Provided entries below:

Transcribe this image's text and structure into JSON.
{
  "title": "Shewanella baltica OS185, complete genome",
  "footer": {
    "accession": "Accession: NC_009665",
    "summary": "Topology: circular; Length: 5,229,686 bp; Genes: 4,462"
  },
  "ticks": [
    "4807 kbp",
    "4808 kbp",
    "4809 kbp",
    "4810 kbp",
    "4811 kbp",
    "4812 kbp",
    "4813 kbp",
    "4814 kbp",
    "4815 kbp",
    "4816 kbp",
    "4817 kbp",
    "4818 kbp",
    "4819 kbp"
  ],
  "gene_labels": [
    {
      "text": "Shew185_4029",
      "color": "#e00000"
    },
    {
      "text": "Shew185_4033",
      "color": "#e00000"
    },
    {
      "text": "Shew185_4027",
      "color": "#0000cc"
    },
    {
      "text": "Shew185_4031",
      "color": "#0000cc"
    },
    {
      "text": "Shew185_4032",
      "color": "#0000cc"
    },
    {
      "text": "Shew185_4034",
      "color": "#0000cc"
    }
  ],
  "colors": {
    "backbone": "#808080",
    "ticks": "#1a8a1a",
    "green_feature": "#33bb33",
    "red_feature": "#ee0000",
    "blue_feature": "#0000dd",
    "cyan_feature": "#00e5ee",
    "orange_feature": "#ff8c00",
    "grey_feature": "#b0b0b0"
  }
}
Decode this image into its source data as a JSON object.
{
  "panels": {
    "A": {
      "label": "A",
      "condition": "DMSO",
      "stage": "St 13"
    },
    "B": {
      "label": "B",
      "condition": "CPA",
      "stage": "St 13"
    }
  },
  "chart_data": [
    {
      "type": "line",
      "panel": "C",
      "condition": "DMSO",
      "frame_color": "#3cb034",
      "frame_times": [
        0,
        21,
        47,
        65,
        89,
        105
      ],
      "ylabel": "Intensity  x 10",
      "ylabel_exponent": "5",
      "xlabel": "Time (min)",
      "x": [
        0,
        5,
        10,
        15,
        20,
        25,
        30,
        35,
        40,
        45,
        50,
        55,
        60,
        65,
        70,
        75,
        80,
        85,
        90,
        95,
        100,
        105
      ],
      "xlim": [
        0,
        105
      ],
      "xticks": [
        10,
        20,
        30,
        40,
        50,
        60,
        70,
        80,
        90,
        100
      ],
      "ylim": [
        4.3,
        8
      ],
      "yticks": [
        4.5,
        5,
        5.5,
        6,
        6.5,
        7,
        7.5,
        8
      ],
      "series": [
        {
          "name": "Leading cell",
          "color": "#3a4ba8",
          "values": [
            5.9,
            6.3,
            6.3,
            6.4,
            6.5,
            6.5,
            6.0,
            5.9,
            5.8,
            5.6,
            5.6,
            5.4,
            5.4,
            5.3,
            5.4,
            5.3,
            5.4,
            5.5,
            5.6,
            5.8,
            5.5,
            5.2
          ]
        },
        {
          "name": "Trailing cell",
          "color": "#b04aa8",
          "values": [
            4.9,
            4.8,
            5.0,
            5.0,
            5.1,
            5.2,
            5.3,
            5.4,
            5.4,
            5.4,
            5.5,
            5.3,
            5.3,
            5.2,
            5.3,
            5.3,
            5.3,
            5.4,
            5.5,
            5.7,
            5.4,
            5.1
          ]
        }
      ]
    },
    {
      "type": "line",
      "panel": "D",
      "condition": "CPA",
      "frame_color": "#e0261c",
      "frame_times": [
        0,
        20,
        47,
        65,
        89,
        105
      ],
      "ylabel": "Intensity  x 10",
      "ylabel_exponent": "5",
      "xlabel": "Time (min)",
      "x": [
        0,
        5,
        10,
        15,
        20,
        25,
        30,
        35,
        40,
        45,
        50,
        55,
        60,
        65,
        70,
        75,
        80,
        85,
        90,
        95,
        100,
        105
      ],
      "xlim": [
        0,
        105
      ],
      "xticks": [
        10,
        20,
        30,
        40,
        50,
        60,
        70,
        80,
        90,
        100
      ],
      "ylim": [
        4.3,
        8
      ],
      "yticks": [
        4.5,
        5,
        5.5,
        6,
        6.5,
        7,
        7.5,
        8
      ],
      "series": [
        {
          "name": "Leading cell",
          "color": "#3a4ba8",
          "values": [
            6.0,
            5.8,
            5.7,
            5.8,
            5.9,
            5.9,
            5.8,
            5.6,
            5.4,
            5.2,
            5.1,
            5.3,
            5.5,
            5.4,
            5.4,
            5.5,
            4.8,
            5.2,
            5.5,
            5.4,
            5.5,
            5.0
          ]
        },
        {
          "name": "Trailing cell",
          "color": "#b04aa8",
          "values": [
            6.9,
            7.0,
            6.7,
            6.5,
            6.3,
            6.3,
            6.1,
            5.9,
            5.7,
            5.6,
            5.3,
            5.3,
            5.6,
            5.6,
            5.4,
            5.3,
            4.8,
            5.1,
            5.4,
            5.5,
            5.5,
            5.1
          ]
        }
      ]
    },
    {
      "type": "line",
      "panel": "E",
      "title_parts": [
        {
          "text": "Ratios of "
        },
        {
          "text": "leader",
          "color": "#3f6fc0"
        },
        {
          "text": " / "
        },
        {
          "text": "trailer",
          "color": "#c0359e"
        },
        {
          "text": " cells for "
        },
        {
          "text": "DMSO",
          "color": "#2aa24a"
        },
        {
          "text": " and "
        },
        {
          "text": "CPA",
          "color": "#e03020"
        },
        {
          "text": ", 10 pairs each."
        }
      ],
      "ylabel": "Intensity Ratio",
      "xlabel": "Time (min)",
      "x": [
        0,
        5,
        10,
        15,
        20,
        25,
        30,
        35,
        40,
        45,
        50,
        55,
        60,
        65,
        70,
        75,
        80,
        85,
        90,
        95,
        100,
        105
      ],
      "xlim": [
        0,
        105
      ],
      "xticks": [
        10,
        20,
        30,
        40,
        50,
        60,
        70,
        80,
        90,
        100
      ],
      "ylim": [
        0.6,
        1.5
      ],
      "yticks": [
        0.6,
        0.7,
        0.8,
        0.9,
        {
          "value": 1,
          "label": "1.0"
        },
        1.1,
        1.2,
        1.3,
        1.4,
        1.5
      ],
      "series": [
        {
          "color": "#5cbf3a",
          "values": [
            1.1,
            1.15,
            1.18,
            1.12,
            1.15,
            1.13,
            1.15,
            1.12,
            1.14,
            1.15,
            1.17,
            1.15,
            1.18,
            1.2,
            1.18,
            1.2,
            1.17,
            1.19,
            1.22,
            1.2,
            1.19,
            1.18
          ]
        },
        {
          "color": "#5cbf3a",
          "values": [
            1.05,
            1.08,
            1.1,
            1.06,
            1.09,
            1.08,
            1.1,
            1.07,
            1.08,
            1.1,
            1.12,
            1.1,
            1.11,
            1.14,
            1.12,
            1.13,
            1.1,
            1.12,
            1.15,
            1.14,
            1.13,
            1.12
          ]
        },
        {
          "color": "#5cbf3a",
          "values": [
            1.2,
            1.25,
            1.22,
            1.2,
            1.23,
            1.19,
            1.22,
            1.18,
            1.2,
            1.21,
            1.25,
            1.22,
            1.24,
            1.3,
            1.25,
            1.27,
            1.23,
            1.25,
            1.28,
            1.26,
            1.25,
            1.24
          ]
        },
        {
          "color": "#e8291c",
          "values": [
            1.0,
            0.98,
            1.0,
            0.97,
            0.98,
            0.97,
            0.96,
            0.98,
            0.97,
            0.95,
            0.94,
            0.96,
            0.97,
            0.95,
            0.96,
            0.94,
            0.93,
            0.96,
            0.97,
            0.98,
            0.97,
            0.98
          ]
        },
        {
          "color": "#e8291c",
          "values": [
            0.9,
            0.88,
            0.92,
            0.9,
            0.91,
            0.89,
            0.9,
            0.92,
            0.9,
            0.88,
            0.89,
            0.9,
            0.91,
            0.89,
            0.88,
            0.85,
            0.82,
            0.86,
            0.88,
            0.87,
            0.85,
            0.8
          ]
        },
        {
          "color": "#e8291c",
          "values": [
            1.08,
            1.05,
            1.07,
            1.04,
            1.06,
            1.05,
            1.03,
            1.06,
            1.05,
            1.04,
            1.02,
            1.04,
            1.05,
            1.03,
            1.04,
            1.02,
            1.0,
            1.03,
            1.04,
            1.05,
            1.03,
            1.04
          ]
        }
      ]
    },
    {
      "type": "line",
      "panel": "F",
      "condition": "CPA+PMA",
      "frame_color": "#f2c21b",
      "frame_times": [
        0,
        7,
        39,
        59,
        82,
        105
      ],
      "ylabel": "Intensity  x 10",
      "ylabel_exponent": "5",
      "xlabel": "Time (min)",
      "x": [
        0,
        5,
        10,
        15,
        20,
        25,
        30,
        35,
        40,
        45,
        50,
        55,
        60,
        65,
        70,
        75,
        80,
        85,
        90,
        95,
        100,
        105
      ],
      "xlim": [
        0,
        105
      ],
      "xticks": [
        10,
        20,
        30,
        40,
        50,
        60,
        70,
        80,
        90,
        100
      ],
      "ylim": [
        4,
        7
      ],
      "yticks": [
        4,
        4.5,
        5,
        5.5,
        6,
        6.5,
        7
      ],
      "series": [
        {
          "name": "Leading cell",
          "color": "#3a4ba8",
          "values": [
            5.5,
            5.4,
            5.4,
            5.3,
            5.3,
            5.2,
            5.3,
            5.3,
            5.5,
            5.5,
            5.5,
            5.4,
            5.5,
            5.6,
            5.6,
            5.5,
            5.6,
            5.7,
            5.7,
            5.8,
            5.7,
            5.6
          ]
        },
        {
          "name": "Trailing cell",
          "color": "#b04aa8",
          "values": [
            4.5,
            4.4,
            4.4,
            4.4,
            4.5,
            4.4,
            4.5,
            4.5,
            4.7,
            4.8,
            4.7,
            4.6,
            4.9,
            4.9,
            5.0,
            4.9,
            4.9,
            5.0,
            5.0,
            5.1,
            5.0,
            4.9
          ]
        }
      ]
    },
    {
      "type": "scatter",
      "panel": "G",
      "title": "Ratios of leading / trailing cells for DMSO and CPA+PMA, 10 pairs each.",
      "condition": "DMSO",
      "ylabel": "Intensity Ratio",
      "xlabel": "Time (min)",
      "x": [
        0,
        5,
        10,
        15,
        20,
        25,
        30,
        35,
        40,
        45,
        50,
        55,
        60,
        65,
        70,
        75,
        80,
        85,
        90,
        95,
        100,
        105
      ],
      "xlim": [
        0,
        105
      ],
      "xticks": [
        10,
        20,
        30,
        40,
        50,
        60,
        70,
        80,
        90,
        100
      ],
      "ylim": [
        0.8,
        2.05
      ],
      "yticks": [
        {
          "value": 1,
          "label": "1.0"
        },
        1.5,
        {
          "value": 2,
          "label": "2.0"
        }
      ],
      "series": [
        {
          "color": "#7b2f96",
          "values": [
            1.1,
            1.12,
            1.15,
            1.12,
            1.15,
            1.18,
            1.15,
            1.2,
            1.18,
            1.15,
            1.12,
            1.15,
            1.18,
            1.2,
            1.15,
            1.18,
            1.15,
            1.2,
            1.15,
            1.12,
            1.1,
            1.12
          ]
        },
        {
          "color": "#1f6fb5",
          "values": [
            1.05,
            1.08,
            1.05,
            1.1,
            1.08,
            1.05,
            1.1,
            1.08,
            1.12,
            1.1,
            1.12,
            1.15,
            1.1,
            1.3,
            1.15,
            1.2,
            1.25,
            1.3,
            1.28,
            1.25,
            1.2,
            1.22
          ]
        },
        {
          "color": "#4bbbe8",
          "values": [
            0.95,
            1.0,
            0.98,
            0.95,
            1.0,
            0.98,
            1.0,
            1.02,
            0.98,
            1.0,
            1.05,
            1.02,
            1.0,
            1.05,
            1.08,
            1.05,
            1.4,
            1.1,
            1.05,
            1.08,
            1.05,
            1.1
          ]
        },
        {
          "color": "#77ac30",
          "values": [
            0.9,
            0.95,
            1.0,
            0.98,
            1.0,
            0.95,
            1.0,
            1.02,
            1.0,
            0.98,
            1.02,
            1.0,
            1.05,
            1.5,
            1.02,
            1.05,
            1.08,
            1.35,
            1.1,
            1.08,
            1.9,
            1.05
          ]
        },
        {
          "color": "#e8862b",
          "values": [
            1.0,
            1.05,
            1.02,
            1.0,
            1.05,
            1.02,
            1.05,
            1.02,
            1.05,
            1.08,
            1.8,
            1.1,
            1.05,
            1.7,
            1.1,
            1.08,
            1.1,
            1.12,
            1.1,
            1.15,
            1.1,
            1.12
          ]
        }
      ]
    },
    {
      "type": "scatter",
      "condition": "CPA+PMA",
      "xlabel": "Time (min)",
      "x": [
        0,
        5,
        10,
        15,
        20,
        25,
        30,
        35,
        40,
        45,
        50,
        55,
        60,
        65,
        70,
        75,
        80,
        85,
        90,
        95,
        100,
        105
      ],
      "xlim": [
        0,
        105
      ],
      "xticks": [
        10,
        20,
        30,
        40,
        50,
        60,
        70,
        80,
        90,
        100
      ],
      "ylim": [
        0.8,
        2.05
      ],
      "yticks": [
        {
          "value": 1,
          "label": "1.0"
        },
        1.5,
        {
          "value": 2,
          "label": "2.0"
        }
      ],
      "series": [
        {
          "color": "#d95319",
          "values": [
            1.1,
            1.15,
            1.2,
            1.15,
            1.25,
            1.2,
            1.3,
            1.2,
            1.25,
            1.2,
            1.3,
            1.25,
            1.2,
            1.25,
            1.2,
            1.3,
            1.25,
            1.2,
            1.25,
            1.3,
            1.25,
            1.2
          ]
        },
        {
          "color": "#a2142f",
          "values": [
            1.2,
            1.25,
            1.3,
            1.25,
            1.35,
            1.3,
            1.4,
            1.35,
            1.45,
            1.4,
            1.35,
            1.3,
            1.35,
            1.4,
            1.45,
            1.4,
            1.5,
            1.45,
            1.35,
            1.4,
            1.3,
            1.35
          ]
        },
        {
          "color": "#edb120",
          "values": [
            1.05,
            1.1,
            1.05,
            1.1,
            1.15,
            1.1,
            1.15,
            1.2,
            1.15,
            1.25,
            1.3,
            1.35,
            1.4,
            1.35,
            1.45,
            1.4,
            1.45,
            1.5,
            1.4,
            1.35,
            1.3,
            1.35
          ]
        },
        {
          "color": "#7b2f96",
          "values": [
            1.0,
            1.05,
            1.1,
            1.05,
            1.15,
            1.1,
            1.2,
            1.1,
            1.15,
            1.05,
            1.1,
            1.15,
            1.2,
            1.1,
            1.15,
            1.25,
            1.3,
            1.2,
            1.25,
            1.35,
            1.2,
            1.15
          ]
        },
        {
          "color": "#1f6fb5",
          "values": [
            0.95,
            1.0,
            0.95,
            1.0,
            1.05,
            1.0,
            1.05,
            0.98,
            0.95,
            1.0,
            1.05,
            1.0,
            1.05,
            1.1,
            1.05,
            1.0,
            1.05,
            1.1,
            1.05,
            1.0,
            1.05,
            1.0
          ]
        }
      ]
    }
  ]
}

End of Provided entries.

→ **Assigned task**:
Go through the entries above and count the lines with the word "into", then give only that number.

→ **Final answer**:
2